■ TEXT PROVIDED

===============

# Massanutten: Eagle Trace at Killy Court in Feb 2011, what to Expect



## strandlover (Dec 9, 2010)

Hello TUGgers.  We will be going for the first time to Massanutten in late February and need some feedback / advice for activities for a family (daughter 14, son 12).

First of all, how are the units?  They have assigned us 3204AB which we were told was recently renovated.  Any feedbackback for ET@KC?  I am not expecting sumptuous accomodations.

As a current owner, will I get assaulted by salespeople?  I am not interested in their freebies.

Will there be lots of snow or are we talking weather in the 50s?

Is a trip to Luray Caverns a good idea or should we save that for the summer?

Many thanks...


----------



## jc3 (Dec 9, 2010)

From what I understand ET@KC are some of the 'less nice' ones, but there is so much to do that you should not be spending a lot of time in your condos anyway.   

That time of year you -should hopefully/probably- still have snow, and they can make their own to augment the base.  They have skiing AND tubing.  The waterpark is great but a little pricey. 

I just spent a week there in late October, and I am an owner.  We received 2 calls where the reps wanted to talk to us and offered Visa gift cards ($100 or $125, can't remember), but I politely declined.  You can also choose not to answer your condo phone (who else would be calling?).


----------



## strandlover (Dec 10, 2010)

===============

■ PROBLEMS TO WORK ON
**a.** Extract the entire Massanutten forum thread word for word.
**b.** Copy the lines of the listing from the line with "List every element" to the line with "account-balance: Bal: €0.00", keeping both of those lines, and reproduce nothing else.
The forum thread and the listing have nothing to do with each other.

■ AVAILABLE RECORDS
===============

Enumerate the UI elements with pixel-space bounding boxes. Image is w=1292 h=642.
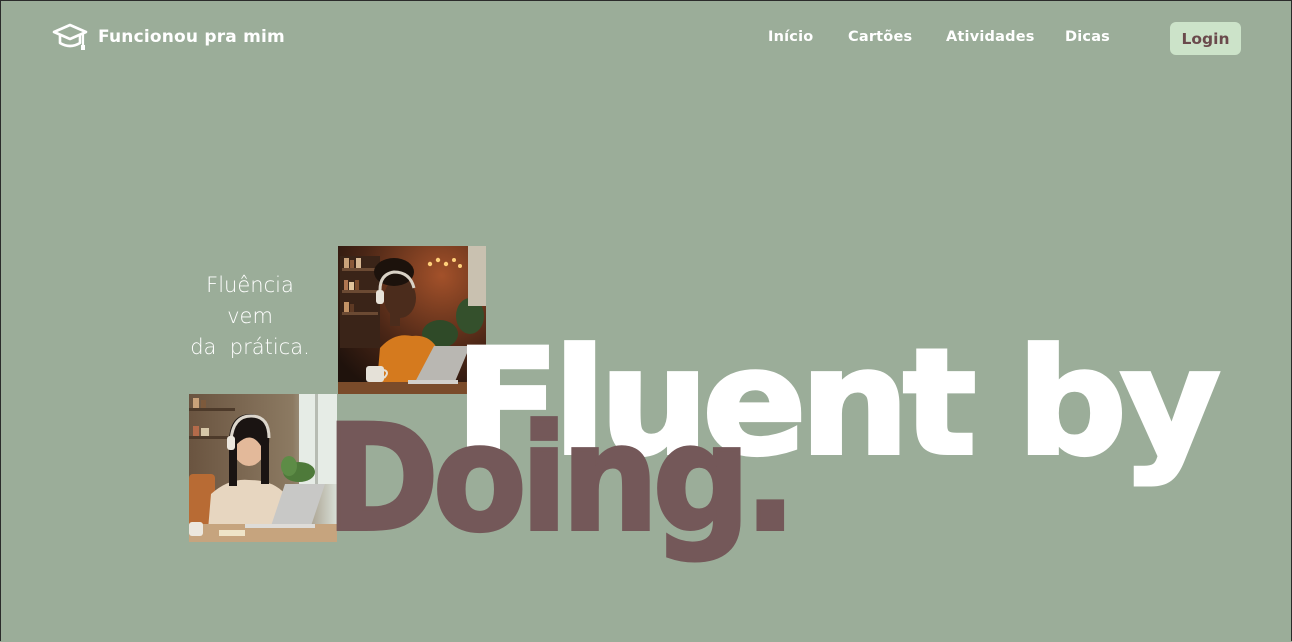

===============

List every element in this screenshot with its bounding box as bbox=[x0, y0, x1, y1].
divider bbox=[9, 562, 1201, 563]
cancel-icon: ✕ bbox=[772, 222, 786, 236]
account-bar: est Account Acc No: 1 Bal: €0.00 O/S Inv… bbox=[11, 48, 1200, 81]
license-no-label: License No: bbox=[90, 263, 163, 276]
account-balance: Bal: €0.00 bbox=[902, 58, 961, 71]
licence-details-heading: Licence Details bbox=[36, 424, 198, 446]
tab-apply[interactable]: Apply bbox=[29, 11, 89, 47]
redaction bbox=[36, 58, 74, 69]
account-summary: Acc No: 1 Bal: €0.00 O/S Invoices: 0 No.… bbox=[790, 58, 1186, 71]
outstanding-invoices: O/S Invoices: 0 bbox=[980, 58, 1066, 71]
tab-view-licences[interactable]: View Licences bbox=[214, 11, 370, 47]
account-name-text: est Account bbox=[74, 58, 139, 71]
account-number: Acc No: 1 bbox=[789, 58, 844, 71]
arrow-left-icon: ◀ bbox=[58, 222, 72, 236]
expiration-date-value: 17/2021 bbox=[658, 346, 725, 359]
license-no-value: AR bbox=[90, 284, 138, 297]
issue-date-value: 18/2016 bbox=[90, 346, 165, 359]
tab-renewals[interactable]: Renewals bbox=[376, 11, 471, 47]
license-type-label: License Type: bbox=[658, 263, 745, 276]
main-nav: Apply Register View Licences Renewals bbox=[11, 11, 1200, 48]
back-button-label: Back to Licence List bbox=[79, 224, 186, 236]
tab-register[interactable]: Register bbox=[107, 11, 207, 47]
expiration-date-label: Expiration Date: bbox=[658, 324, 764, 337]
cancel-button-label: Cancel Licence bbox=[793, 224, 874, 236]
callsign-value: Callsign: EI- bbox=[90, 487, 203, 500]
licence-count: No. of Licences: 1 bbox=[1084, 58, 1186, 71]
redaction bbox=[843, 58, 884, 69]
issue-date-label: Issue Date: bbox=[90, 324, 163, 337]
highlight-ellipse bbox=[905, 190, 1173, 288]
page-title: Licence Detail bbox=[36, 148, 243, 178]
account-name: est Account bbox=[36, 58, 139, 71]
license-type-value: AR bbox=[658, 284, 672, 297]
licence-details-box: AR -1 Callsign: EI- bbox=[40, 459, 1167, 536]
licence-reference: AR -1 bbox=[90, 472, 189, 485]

===============

■ SOLUTIONS IN ORDER
**a.**
# Massanutten: Eagle Trace at Killy Court in Feb 2011, what to Expect



## strandlover (Dec 9, 2010)

Hello TUGgers.  We will be going for the first time to Massanutten in late February and need some feedback / advice for activities for a family (daughter 14, son 12).

First of all, how are the units?  They have assigned us 3204AB which we were told was recently renovated.  Any feedbackback for ET@KC?  I am not expecting sumptuous accomodations.

As a current owner, will I get assaulted by salespeople?  I am not interested in their freebies.

Will there be lots of snow or are we talking weather in the 50s?

Is a trip to Luray Caverns a good idea or should we save that for the summer?

Many thanks...


----------



## jc3 (Dec 9, 2010)

From what I understand ET@KC are some of the 'less nice' ones, but there is so much to do that you should not be spending a lot of time in your condos anyway.   

That time of year you -should hopefully/probably- still have snow, and they can make their own to augment the base.  They have skiing AND tubing.  The waterpark is great but a little pricey. 

I just spent a week there in late October, and I am an owner.  We received 2 calls where the reps wanted to talk to us and offered Visa gift cards ($100 or $125, can't remember), but I politely declined.  You can also choose not to answer your condo phone (who else would be calling?).


----------



## strandlover (Dec 10, 2010)

**b.**
List every element in this screenshot with its bounding box as bbox=[x0, y0, x1, y1].
divider bbox=[9, 562, 1201, 563]
cancel-icon: ✕ bbox=[772, 222, 786, 236]
account-bar: est Account Acc No: 1 Bal: €0.00 O/S Inv… bbox=[11, 48, 1200, 81]
license-no-label: License No: bbox=[90, 263, 163, 276]
account-balance: Bal: €0.00 bbox=[902, 58, 961, 71]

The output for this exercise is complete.